[Collected data entries]
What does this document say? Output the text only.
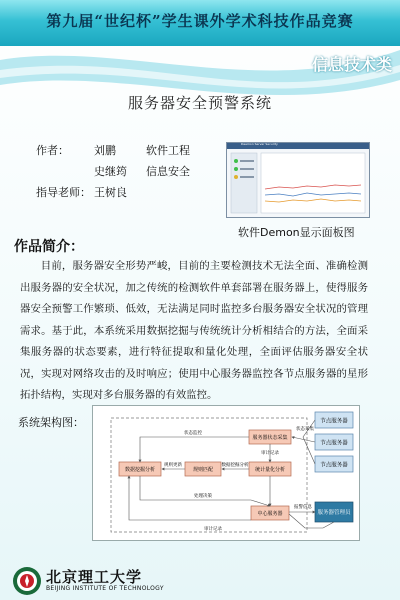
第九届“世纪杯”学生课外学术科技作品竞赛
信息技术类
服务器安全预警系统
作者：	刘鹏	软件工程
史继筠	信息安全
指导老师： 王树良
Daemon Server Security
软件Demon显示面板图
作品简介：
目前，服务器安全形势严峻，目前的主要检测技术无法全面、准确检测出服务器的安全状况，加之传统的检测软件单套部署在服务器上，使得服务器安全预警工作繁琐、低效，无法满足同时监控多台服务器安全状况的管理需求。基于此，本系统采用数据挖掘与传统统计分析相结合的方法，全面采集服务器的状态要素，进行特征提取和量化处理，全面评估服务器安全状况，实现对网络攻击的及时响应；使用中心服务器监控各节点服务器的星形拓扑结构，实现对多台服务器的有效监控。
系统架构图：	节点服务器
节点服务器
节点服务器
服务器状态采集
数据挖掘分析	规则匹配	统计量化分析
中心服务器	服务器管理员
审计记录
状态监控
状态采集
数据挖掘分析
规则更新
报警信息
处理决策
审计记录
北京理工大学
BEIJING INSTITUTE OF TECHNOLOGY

---

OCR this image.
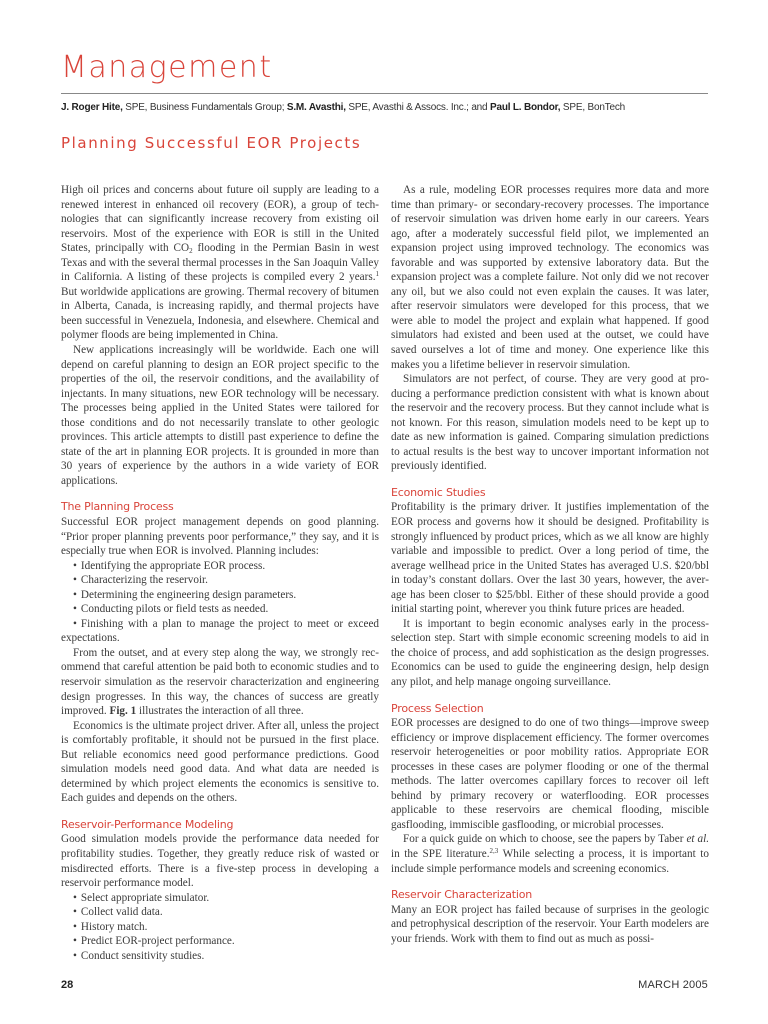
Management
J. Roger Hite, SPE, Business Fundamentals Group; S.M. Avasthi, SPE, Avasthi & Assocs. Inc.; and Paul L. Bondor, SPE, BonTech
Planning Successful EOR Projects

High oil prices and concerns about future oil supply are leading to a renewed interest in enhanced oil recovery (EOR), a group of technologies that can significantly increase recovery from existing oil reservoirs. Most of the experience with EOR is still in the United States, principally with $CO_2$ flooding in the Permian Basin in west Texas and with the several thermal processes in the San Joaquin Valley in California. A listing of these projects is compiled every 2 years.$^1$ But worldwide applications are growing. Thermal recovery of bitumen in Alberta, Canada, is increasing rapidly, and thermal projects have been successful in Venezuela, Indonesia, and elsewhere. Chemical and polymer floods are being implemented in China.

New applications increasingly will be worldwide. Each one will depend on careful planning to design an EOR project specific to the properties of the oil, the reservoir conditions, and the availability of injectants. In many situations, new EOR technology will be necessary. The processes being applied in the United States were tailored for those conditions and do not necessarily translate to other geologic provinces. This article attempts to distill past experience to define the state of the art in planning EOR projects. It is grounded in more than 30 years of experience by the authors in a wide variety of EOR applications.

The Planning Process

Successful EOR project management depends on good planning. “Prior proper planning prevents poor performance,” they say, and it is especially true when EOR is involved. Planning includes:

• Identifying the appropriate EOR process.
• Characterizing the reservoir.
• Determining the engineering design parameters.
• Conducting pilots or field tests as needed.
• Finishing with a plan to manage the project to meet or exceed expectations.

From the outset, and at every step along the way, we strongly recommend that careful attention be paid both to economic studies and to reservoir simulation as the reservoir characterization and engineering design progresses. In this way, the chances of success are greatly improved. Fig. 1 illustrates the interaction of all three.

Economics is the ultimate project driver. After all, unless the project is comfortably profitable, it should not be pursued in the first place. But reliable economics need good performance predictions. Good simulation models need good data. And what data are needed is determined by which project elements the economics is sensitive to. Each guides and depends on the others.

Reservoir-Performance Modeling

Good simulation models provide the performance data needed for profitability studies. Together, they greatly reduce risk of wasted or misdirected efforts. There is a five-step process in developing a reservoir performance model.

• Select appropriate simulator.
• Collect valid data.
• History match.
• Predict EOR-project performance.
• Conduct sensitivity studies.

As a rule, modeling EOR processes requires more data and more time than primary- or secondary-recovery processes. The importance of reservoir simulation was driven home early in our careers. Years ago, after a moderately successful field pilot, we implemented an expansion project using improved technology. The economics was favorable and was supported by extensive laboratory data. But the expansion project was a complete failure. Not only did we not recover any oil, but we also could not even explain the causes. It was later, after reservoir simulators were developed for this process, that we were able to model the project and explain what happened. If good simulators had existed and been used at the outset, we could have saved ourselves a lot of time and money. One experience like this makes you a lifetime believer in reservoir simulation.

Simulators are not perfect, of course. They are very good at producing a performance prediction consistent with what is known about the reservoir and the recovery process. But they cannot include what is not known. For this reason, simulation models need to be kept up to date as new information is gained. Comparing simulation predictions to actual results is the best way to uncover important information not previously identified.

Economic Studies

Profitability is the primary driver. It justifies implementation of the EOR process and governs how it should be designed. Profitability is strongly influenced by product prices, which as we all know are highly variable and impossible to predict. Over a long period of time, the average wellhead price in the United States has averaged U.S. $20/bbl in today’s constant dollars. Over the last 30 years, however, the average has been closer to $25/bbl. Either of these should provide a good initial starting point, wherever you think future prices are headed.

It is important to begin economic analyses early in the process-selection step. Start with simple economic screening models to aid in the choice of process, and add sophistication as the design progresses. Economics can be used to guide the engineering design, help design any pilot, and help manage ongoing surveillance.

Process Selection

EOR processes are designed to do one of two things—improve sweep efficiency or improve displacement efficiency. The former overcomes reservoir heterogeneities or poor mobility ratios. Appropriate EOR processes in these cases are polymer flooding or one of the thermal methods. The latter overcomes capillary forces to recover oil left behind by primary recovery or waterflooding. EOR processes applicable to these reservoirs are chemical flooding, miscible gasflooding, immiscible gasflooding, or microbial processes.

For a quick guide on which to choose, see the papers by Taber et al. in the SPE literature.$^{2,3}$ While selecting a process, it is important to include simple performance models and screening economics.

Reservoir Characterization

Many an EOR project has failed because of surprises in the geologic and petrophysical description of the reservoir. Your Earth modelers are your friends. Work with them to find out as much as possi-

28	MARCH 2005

● Stated goal
Give the count of lines in the listing that hold the word "predictions", with no other text.

● Problem solution
2